Short problem ▸ Can you transcribe every line exactly and leave the pictures behind?

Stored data
_____
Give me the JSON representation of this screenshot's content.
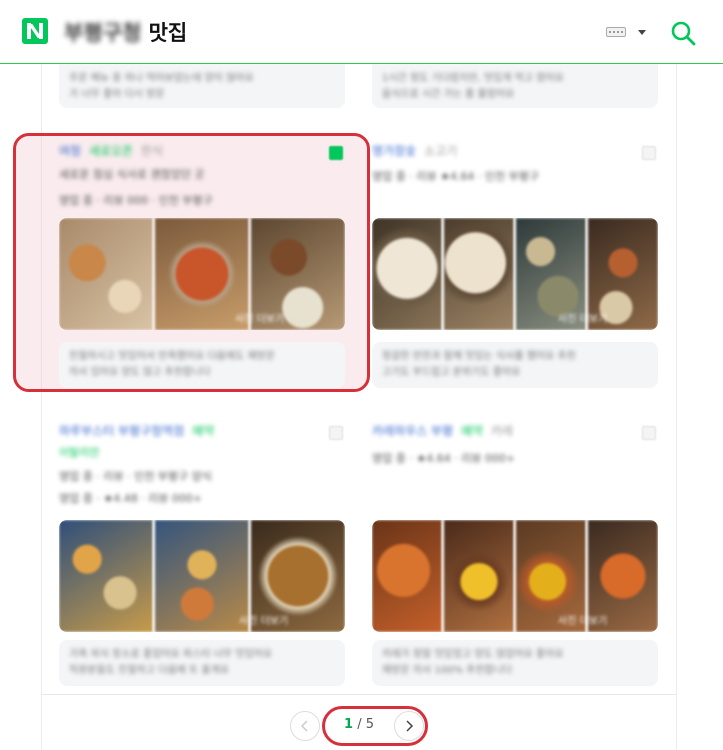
{
  "header": {
    "query_blurred": "부평구청",
    "query_visible": "맛집",
    "logo_letter": "N"
  },
  "colors": {
    "brand_green": "#03c75a",
    "highlight_red": "#d6303a",
    "link_blue": "#3366cc"
  },
  "icons": [
    "naver-logo-icon",
    "keyboard-icon",
    "dropdown-caret-icon",
    "search-icon",
    "prev-arrow-icon",
    "next-arrow-icon",
    "bookmark-icon"
  ],
  "top_reviews": [
    {
      "lines": [
        "주문 메뉴 중 하나 먹어보았는데 양이 많아요",
        "가 너무 좋아 다시 방문"
      ]
    },
    {
      "lines": [
        "1시간 정도 기다렸지만, 맛있게 먹고 왔어요",
        "음식으로 시간 가는 줄 몰랐어요"
      ]
    }
  ],
  "cards": [
    {
      "name": "여청",
      "badge": "새로오픈",
      "category": "한식",
      "line1": "새로운 점심 식사로 괜찮았던 곳",
      "line2": "영업 중 · 리뷰 000 · 인천 부평구",
      "review": [
        "친절하시고 맛있어서 만족했어요 다음에도 재방문",
        "의사 있어요 양도 많고 추천합니다"
      ],
      "photo_tag": "사진 더보기"
    },
    {
      "name": "명가참숯",
      "badge": "",
      "category": "소고기",
      "line1": "영업 중 · 리뷰 ★4.64 · 인천 부평구",
      "line2": "",
      "review": [
        "정갈한 반찬과 함께 맛있는 식사를 했어요 추천",
        "고기도 부드럽고 분위기도 좋아요"
      ],
      "photo_tag": "사진 더보기"
    },
    {
      "name": "하루부스터 부평구청역점",
      "badge": "예약",
      "category": "이탈리안",
      "line1": "영업 중 · 리뷰 · 인천 부평구 양식",
      "line2": "영업 중 · ★4.48 · 리뷰 000+",
      "review": [
        "가족 외식 장소로 좋았어요 파스타 너무 맛있어요",
        "직원분들도 친절하고 다음에 또 올게요"
      ],
      "photo_tag": "사진 더보기"
    },
    {
      "name": "카레하우스 부평",
      "badge": "예약",
      "category": "카레",
      "line1": "영업 중 · ★4.64 · 리뷰 000+",
      "line2": "",
      "review": [
        "카레가 정말 맛있었고 양도 많았어요 좋아요",
        "재방문 의사 100% 추천합니다"
      ],
      "photo_tag": "사진 더보기"
    }
  ],
  "pagination": {
    "current": "1",
    "separator": "/",
    "total": "5"
  }
}
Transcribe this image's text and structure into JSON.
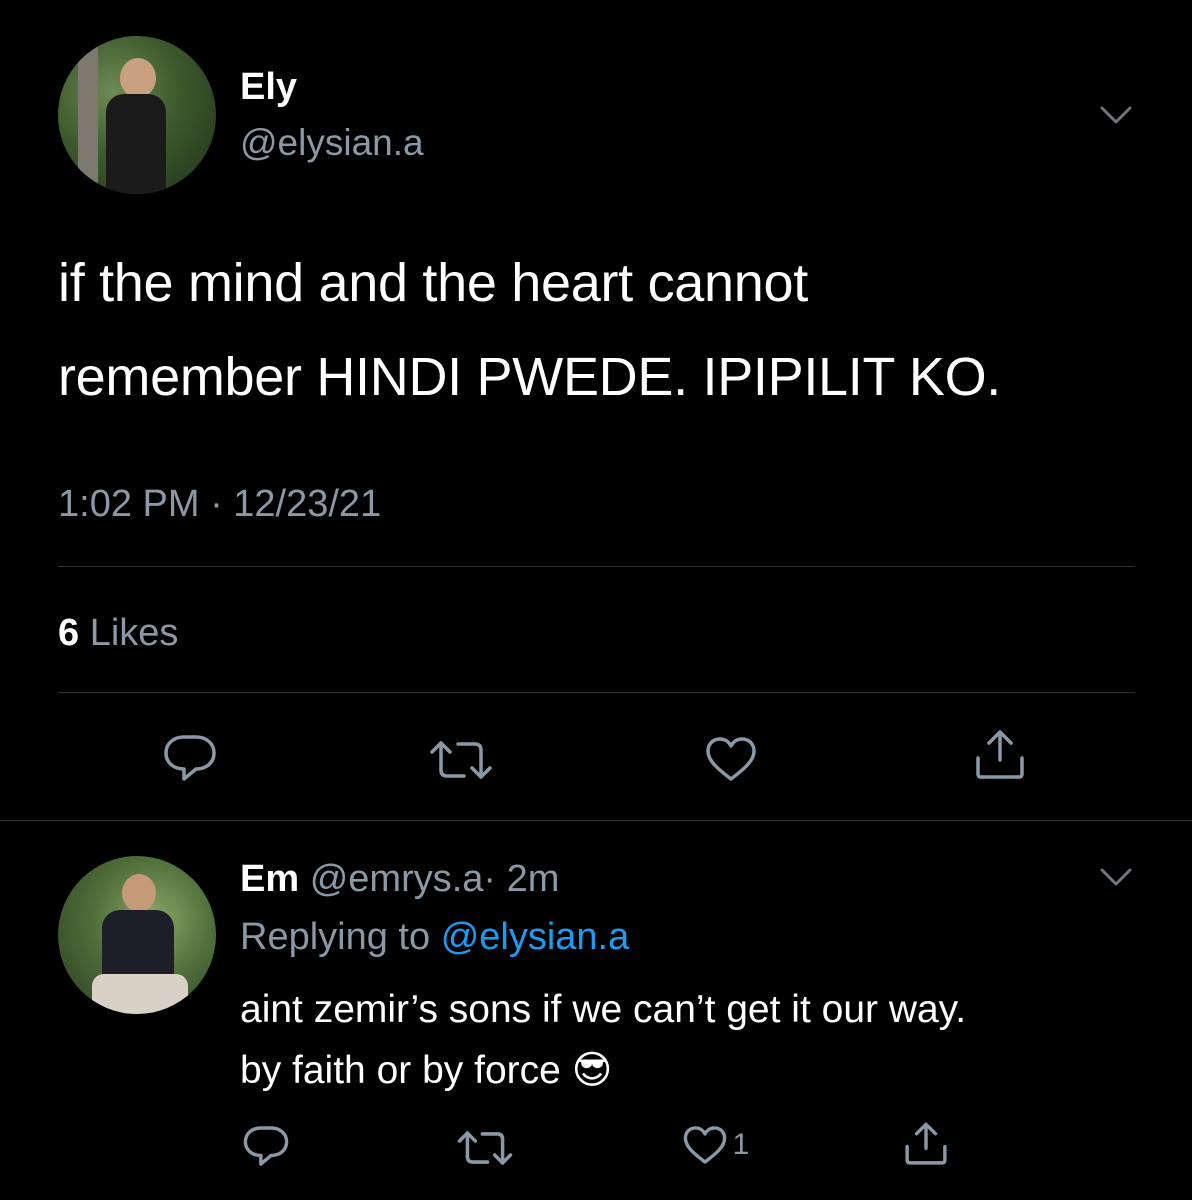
{
  "main_tweet": {
    "author_name": "Ely",
    "author_handle": "@elysian.a",
    "text_line1": "if the mind and the heart cannot",
    "text_line2": "remember HINDI PWEDE. IPIPILIT KO.",
    "timestamp": "1:02 PM · 12/23/21",
    "likes_count": "6",
    "likes_label": "Likes"
  },
  "reply": {
    "author_name": "Em",
    "author_handle": "@emrys.a",
    "age": "· 2m",
    "replying_prefix": "Replying to",
    "replying_to": "@elysian.a",
    "text_line1": "aint zemir’s sons if we can’t get it our way.",
    "text_line2": "by faith or by force",
    "emoji": "😎",
    "like_count": "1"
  },
  "icons": [
    "chevron-down-icon",
    "reply-icon",
    "retweet-icon",
    "heart-icon",
    "share-icon"
  ],
  "colors": {
    "background": "#000000",
    "text": "#ffffff",
    "secondary": "#8b98a5",
    "link": "#1d9bf0",
    "divider": "#2f3336"
  }
}
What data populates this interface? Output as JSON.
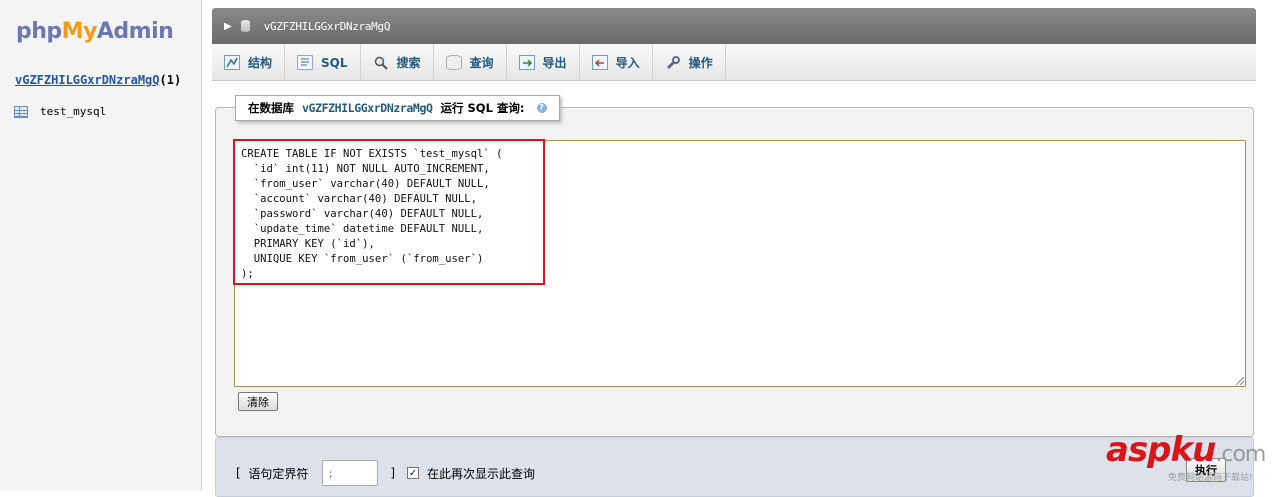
{
  "nav": {
    "logo": {
      "php": "php",
      "my": "My",
      "admin": "Admin"
    },
    "db_name": "vGZFZHILGGxrDNzraMgQ",
    "db_count": "(1)",
    "tables": [
      {
        "label": "test_mysql"
      }
    ]
  },
  "breadcrumb": {
    "db_name": "vGZFZHILGGxrDNzraMgQ"
  },
  "tabs": [
    {
      "label": "结构",
      "icon": "structure-icon"
    },
    {
      "label": "SQL",
      "icon": "sql-icon"
    },
    {
      "label": "搜索",
      "icon": "search-icon"
    },
    {
      "label": "查询",
      "icon": "query-icon"
    },
    {
      "label": "导出",
      "icon": "export-icon"
    },
    {
      "label": "导入",
      "icon": "import-icon"
    },
    {
      "label": "操作",
      "icon": "wrench-icon"
    }
  ],
  "legend": {
    "prefix": "在数据库",
    "db_name": "vGZFZHILGGxrDNzraMgQ",
    "suffix": "运行 SQL 查询:",
    "help": "?"
  },
  "sql_text": "CREATE TABLE IF NOT EXISTS `test_mysql` (\n  `id` int(11) NOT NULL AUTO_INCREMENT,\n  `from_user` varchar(40) DEFAULT NULL,\n  `account` varchar(40) DEFAULT NULL,\n  `password` varchar(40) DEFAULT NULL,\n  `update_time` datetime DEFAULT NULL,\n  PRIMARY KEY (`id`),\n  UNIQUE KEY `from_user` (`from_user`)\n);",
  "clear_button": "清除",
  "delimiter": {
    "open_bracket": "[",
    "label": "语句定界符",
    "value": ";",
    "close_bracket": "]"
  },
  "show_again": {
    "checked": true,
    "label": "在此再次显示此查询"
  },
  "go_button": "执行",
  "watermark": {
    "brand_red": "asp",
    "brand_red2": "ku",
    "domain": ".com",
    "sub": "免费网站源码下载站!"
  },
  "colors": {
    "link": "#235a81",
    "highlight_border": "#e0131c",
    "watermark_red": "#d9141b"
  }
}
_____
Expected answer ▸
Give me the JSON representation of this screenshot's content.
{
  "header": {
    "query_blurred": "부평구청",
    "query_visible": "맛집",
    "logo_letter": "N"
  },
  "colors": {
    "brand_green": "#03c75a",
    "highlight_red": "#d6303a",
    "link_blue": "#3366cc"
  },
  "icons": [
    "naver-logo-icon",
    "keyboard-icon",
    "dropdown-caret-icon",
    "search-icon",
    "prev-arrow-icon",
    "next-arrow-icon",
    "bookmark-icon"
  ],
  "top_reviews": [
    {
      "lines": [
        "주문 메뉴 중 하나 먹어보았는데 양이 많아요",
        "가 너무 좋아 다시 방문"
      ]
    },
    {
      "lines": [
        "1시간 정도 기다렸지만, 맛있게 먹고 왔어요",
        "음식으로 시간 가는 줄 몰랐어요"
      ]
    }
  ],
  "cards": [
    {
      "name": "여청",
      "badge": "새로오픈",
      "category": "한식",
      "line1": "새로운 점심 식사로 괜찮았던 곳",
      "line2": "영업 중 · 리뷰 000 · 인천 부평구",
      "review": [
        "친절하시고 맛있어서 만족했어요 다음에도 재방문",
        "의사 있어요 양도 많고 추천합니다"
      ],
      "photo_tag": "사진 더보기"
    },
    {
      "name": "명가참숯",
      "badge": "",
      "category": "소고기",
      "line1": "영업 중 · 리뷰 ★4.64 · 인천 부평구",
      "line2": "",
      "review": [
        "정갈한 반찬과 함께 맛있는 식사를 했어요 추천",
        "고기도 부드럽고 분위기도 좋아요"
      ],
      "photo_tag": "사진 더보기"
    },
    {
      "name": "하루부스터 부평구청역점",
      "badge": "예약",
      "category": "이탈리안",
      "line1": "영업 중 · 리뷰 · 인천 부평구 양식",
      "line2": "영업 중 · ★4.48 · 리뷰 000+",
      "review": [
        "가족 외식 장소로 좋았어요 파스타 너무 맛있어요",
        "직원분들도 친절하고 다음에 또 올게요"
      ],
      "photo_tag": "사진 더보기"
    },
    {
      "name": "카레하우스 부평",
      "badge": "예약",
      "category": "카레",
      "line1": "영업 중 · ★4.64 · 리뷰 000+",
      "line2": "",
      "review": [
        "카레가 정말 맛있었고 양도 많았어요 좋아요",
        "재방문 의사 100% 추천합니다"
      ],
      "photo_tag": "사진 더보기"
    }
  ],
  "pagination": {
    "current": "1",
    "separator": "/",
    "total": "5"
  }
}
Transcribe this image's text and structure into JSON.
{
  "main_tweet": {
    "author_name": "Ely",
    "author_handle": "@elysian.a",
    "text_line1": "if the mind and the heart cannot",
    "text_line2": "remember HINDI PWEDE. IPIPILIT KO.",
    "timestamp": "1:02 PM · 12/23/21",
    "likes_count": "6",
    "likes_label": "Likes"
  },
  "reply": {
    "author_name": "Em",
    "author_handle": "@emrys.a",
    "age": "· 2m",
    "replying_prefix": "Replying to",
    "replying_to": "@elysian.a",
    "text_line1": "aint zemir’s sons if we can’t get it our way.",
    "text_line2": "by faith or by force",
    "emoji": "😎",
    "like_count": "1"
  },
  "icons": [
    "chevron-down-icon",
    "reply-icon",
    "retweet-icon",
    "heart-icon",
    "share-icon"
  ],
  "colors": {
    "background": "#000000",
    "text": "#ffffff",
    "secondary": "#8b98a5",
    "link": "#1d9bf0",
    "divider": "#2f3336"
  }
}
What data populates this interface? Output as JSON.
{
  "nav": {
    "logo": {
      "php": "php",
      "my": "My",
      "admin": "Admin"
    },
    "db_name": "vGZFZHILGGxrDNzraMgQ",
    "db_count": "(1)",
    "tables": [
      {
        "label": "test_mysql"
      }
    ]
  },
  "breadcrumb": {
    "db_name": "vGZFZHILGGxrDNzraMgQ"
  },
  "tabs": [
    {
      "label": "结构",
      "icon": "structure-icon"
    },
    {
      "label": "SQL",
      "icon": "sql-icon"
    },
    {
      "label": "搜索",
      "icon": "search-icon"
    },
    {
      "label": "查询",
      "icon": "query-icon"
    },
    {
      "label": "导出",
      "icon": "export-icon"
    },
    {
      "label": "导入",
      "icon": "import-icon"
    },
    {
      "label": "操作",
      "icon": "wrench-icon"
    }
  ],
  "legend": {
    "prefix": "在数据库",
    "db_name": "vGZFZHILGGxrDNzraMgQ",
    "suffix": "运行 SQL 查询:",
    "help": "?"
  },
  "sql_text": "CREATE TABLE IF NOT EXISTS `test_mysql` (\n  `id` int(11) NOT NULL AUTO_INCREMENT,\n  `from_user` varchar(40) DEFAULT NULL,\n  `account` varchar(40) DEFAULT NULL,\n  `password` varchar(40) DEFAULT NULL,\n  `update_time` datetime DEFAULT NULL,\n  PRIMARY KEY (`id`),\n  UNIQUE KEY `from_user` (`from_user`)\n);",
  "clear_button": "清除",
  "delimiter": {
    "open_bracket": "[",
    "label": "语句定界符",
    "value": ";",
    "close_bracket": "]"
  },
  "show_again": {
    "checked": true,
    "label": "在此再次显示此查询"
  },
  "go_button": "执行",
  "watermark": {
    "brand_red": "asp",
    "brand_red2": "ku",
    "domain": ".com",
    "sub": "免费网站源码下载站!"
  },
  "colors": {
    "link": "#235a81",
    "highlight_border": "#e0131c",
    "watermark_red": "#d9141b"
  }
}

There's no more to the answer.